══ DATA PROVIDED
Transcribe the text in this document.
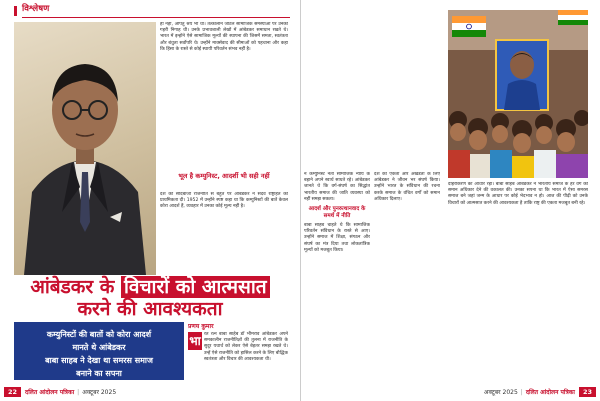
विश्लेषण

ही नहीं, अपितु श्रेय भी था। तत्कालीन जटिल सामाजिक समस्याओं पर उनकी गहरी निगाह थी। उनके प्रभावशाली लेखों में आंबेडकर समाधान रखते थे। भारत में इन्होंने ऐसे सामाजिक मूल्यों की स्थापना की जिसमें समता, स्वतंत्रता और बंधुता सर्वोपरि थे। उन्होंने मार्क्सवाद की सीमाओं को पहचाना और कहा कि हिंसा के रास्ते से कोई स्थायी परिवर्तन संभव नहीं है।

भूल है कम्युनिस्ट, आदर्शी भी सही नहीं

देश की सौदेबाजी राजनीति से बहुत परे आंबेडकर ने सदैव राष्ट्रहित को प्राथमिकता दी। 1952 में उन्होंने स्पष्ट कहा था कि कम्युनिस्टों की बातें केवल कोरा आदर्श हैं, व्यवहार में उनका कोई मूल्य नहीं है।

आंबेडकर के विचारों को आत्मसात
करने की आवश्यकता
कम्युनिस्टों की बातों को कोरा आदर्श
मानते थे आंबेडकर
बाबा साहब ने देखा था समरस समाज
बनाने का सपना
प्रणय कुमार
भा रत रत्न बाबा साहेब डॉ भीमराव आंबेडकर अपने समकालीन राजनीतिज्ञों की तुलना में राजनीति के सुदूर यथार्थ को लेकर ऐसे बेहतर समझ रखते थे। उन्हें ऐसे राजनीति को हासिल करने के लिए बौद्धिक स्वतंत्रता और विचार की आवश्यकता थी।

22	दलित आंदोलन पत्रिका | अक्टूबर 2025

ने कम्युनिस्ट नेता सामाजिक न्याय के बहाने अपने स्वार्थ साधते रहे। आंबेडकर जानते थे कि वर्ग-संघर्ष का सिद्धांत भारतीय समाज की जाति व्यवस्था को नहीं समझ सकता।

आदर्श और पुनरुत्थानवाद के समर्थ में नीति

बाबा साहब चाहते थे कि सामाजिक परिवर्तन संविधान के रास्ते से आए। उन्होंने समाज में शिक्षा, संगठन और संघर्ष का मंत्र दिया तथा लोकतांत्रिक मूल्यों को मजबूत किया।

देश की एकता और अखंडता के लिए आंबेडकर ने जीवन भर संघर्ष किया। उन्होंने भारत के संविधान की रचना करके समाज के वंचित वर्गों को समान अधिकार दिलाए।

दोहरीकरण का आधार रहा। बाबा साहब आंबेडकर ने भारतीय समाज के हर वर्ग को समान अधिकार देने की वकालत की। उनका सपना था कि भारत में ऐसा समरस समाज बने जहां जन्म के आधार पर कोई भेदभाव न हो। आज की पीढ़ी को उनके विचारों को आत्मसात करने की आवश्यकता है ताकि राष्ट्र की एकता मजबूत बनी रहे।

अक्टूबर 2025 | दलित आंदोलन पत्रिका	23
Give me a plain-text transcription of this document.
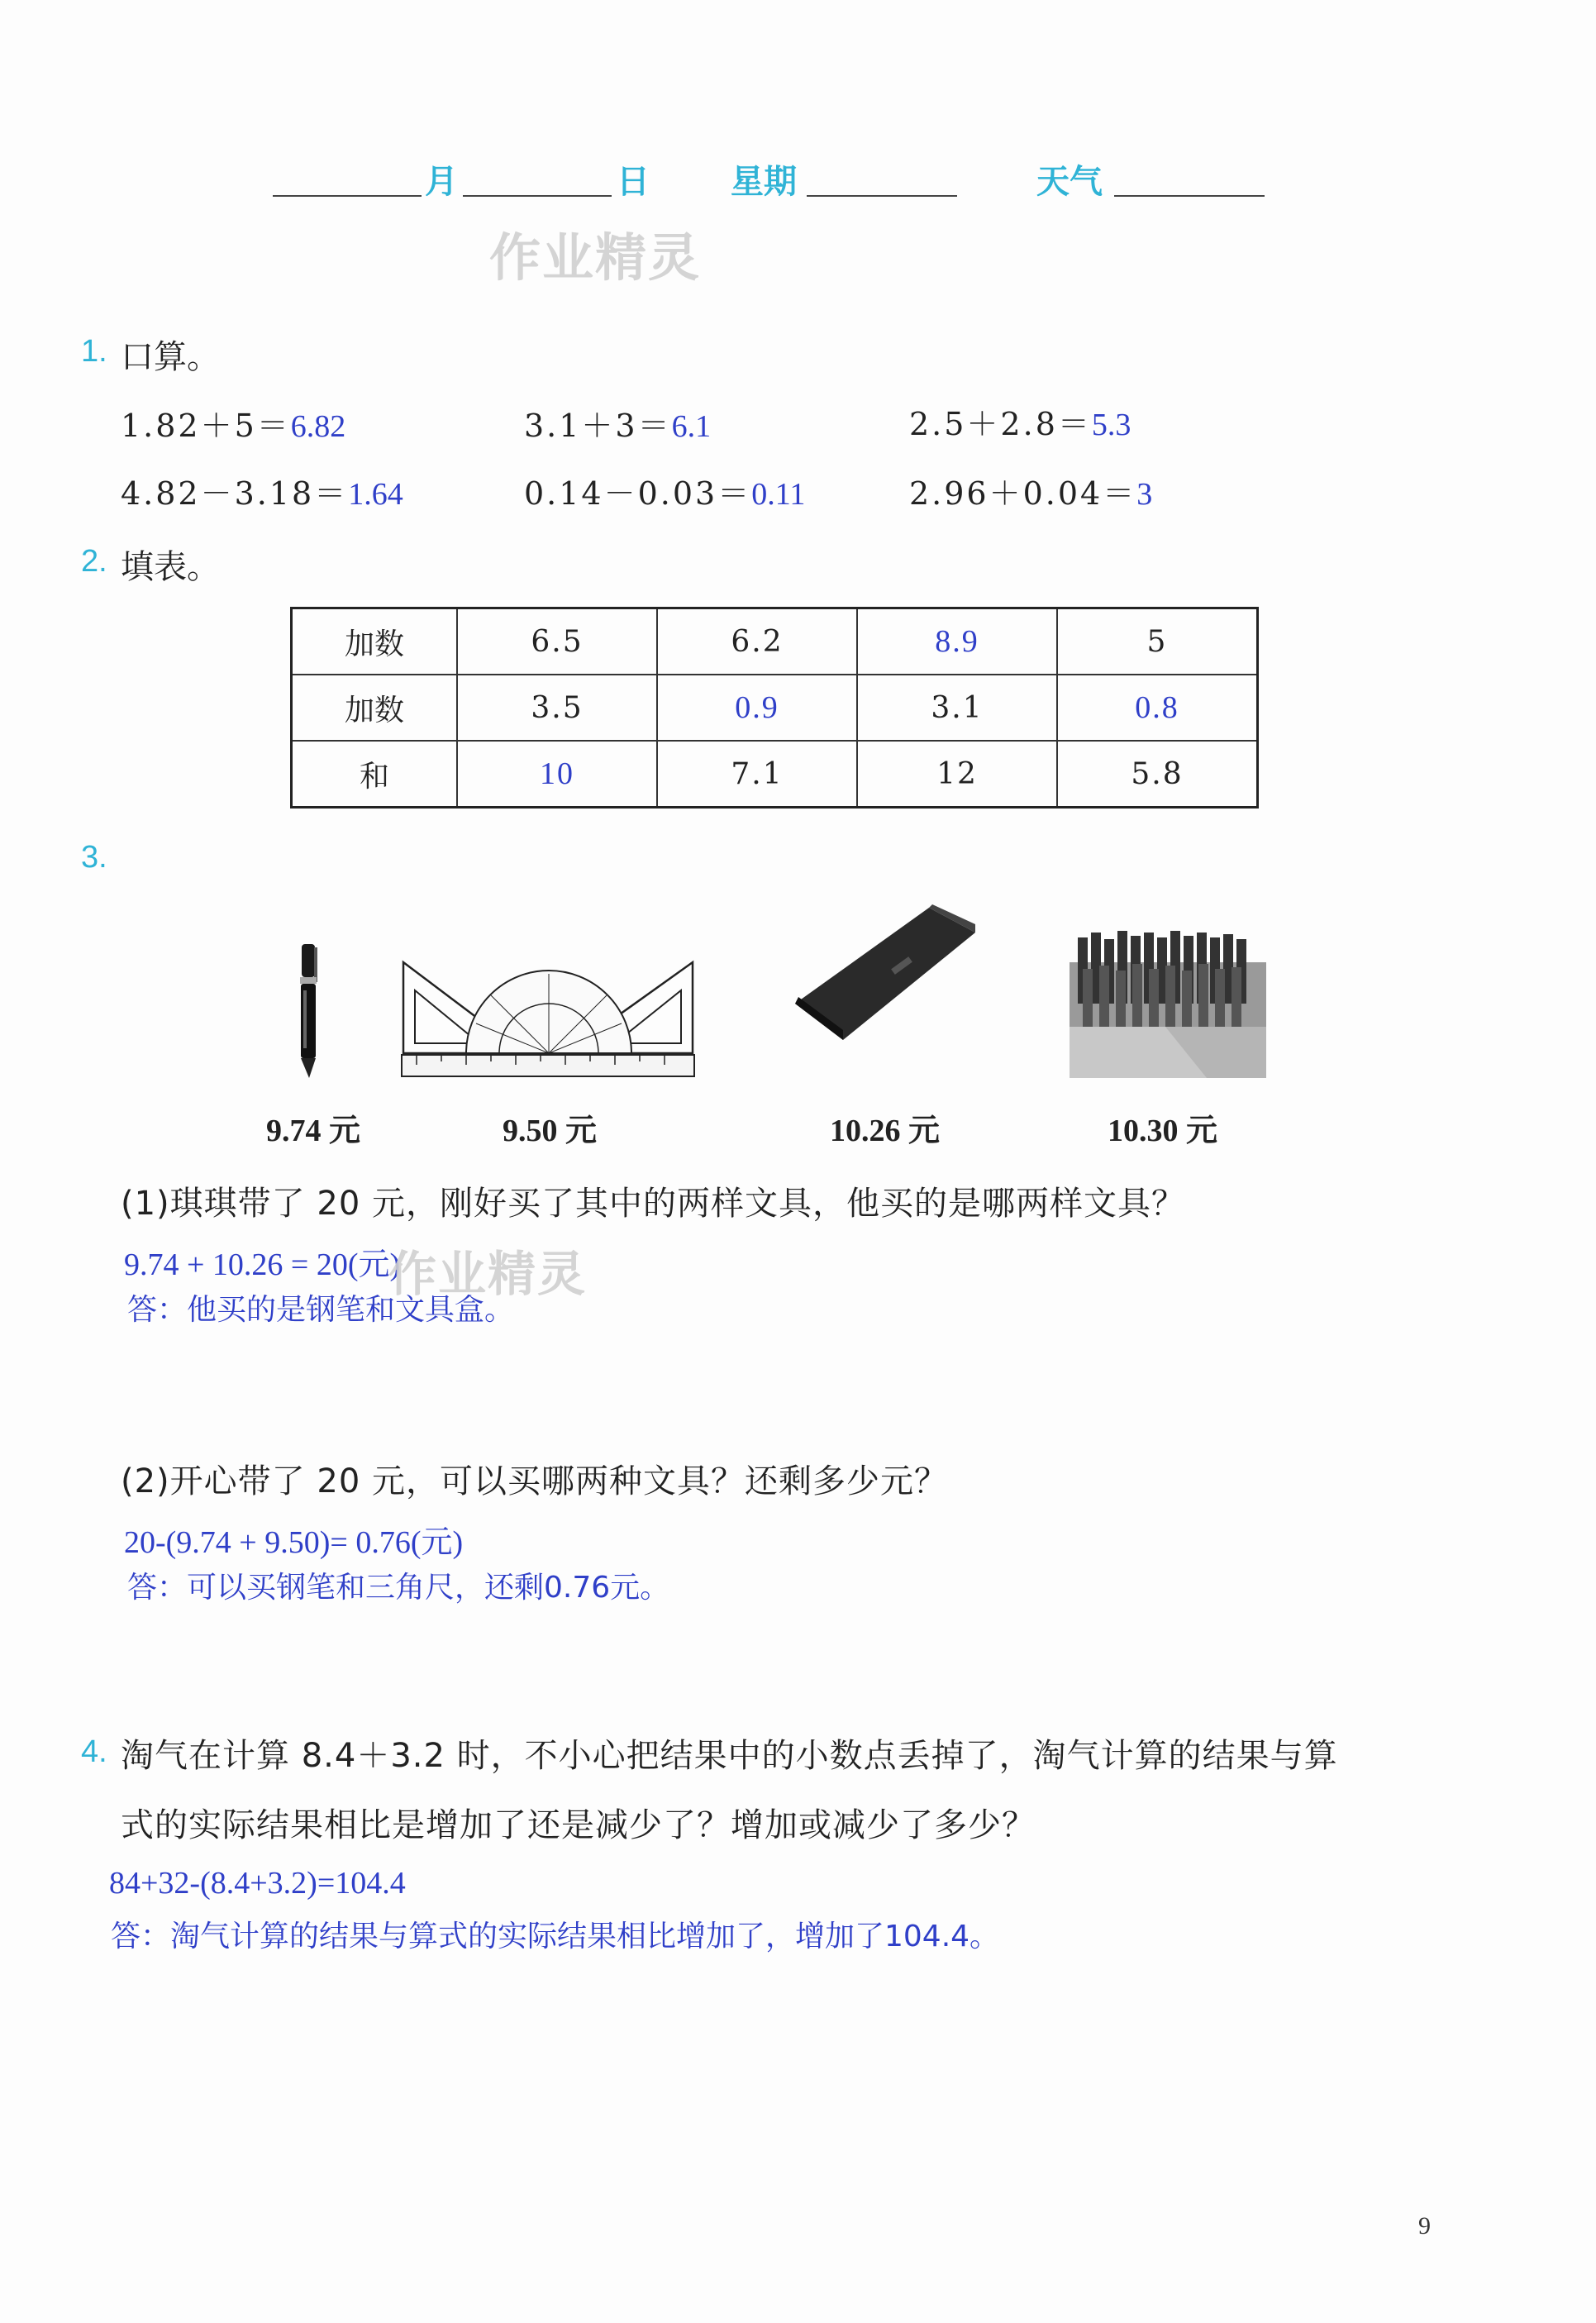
月	日 星期	天气
作业精灵
1. 口算。
1.82＋5＝6.82	3.1＋3＝6.1	2.5＋2.8＝5.3
4.82－3.18＝1.64	0.14－0.03＝0.11	2.96＋0.04＝3
2. 填表。
加数	6.5	6.2	8.9	5
加数	3.5	0.9	3.1	0.8
和	10	7.1	12	5.8
3.
9.74 元	9.50 元	10.26 元	10.30 元
(1)琪琪带了 20 元，刚好买了其中的两样文具，他买的是哪两样文具？
9.74 + 10.26 = 20(元)
答：他买的是钢笔和文具盒。
作业精灵
(2)开心带了 20 元，可以买哪两种文具？还剩多少元？
20-(9.74 + 9.50)= 0.76(元)
答：可以买钢笔和三角尺，还剩0.76元。
4. 淘气在计算 8.4＋3.2 时，不小心把结果中的小数点丢掉了，淘气计算的结果与算
式的实际结果相比是增加了还是减少了？增加或减少了多少？
84+32-(8.4+3.2)=104.4
答：淘气计算的结果与算式的实际结果相比增加了，增加了104.4。
9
════
Identify the lines above that contain the word "text", then copy them.

Transcribe the text in this document.
Give me a plain-text transcription of this document.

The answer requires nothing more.